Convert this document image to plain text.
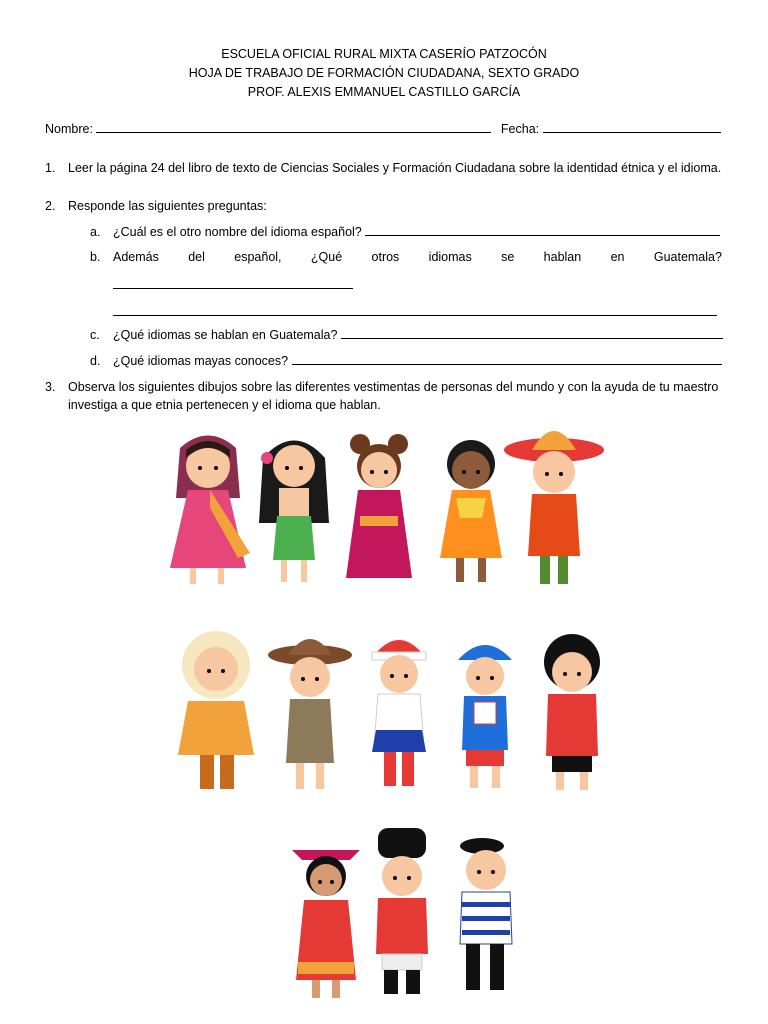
ESCUELA OFICIAL RURAL MIXTA CASERÍO PATZOCÓN
HOJA DE TRABAJO DE FORMACIÓN CIUDADANA, SEXTO GRADO
PROF. ALEXIS EMMANUEL CASTILLO GARCÍA
Nombre:	Fecha:
1. Leer la página 24 del libro de texto de Ciencias Sociales y Formación Ciudadana sobre la identidad étnica y el idioma.
2. Responde las siguientes preguntas:
a. ¿Cuál es el otro nombre del idioma español?
b. Además del español, ¿Qué otros idiomas se hablan en Guatemala?
c. ¿Qué idiomas se hablan en Guatemala?
d. ¿Qué idiomas mayas conoces?
3. Observa los siguientes dibujos sobre las diferentes vestimentas de personas del mundo y con la ayuda de tu maestro
investiga a que etnia pertenecen y el idioma que hablan.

What needs to be done -> Return the entries unchanged, save for the pictures, which do not belong in the copy.

Result of the task ->
Convert this document image to plain text.
ESCUELA OFICIAL RURAL MIXTA CASERÍO PATZOCÓN
HOJA DE TRABAJO DE FORMACIÓN CIUDADANA, SEXTO GRADO
PROF. ALEXIS EMMANUEL CASTILLO GARCÍA
Nombre:	Fecha:
1. Leer la página 24 del libro de texto de Ciencias Sociales y Formación Ciudadana sobre la identidad étnica y el idioma.
2. Responde las siguientes preguntas:
a. ¿Cuál es el otro nombre del idioma español?
b. Además del español, ¿Qué otros idiomas se hablan en Guatemala?
c. ¿Qué idiomas se hablan en Guatemala?
d. ¿Qué idiomas mayas conoces?
3. Observa los siguientes dibujos sobre las diferentes vestimentas de personas del mundo y con la ayuda de tu maestro
investiga a que etnia pertenecen y el idioma que hablan.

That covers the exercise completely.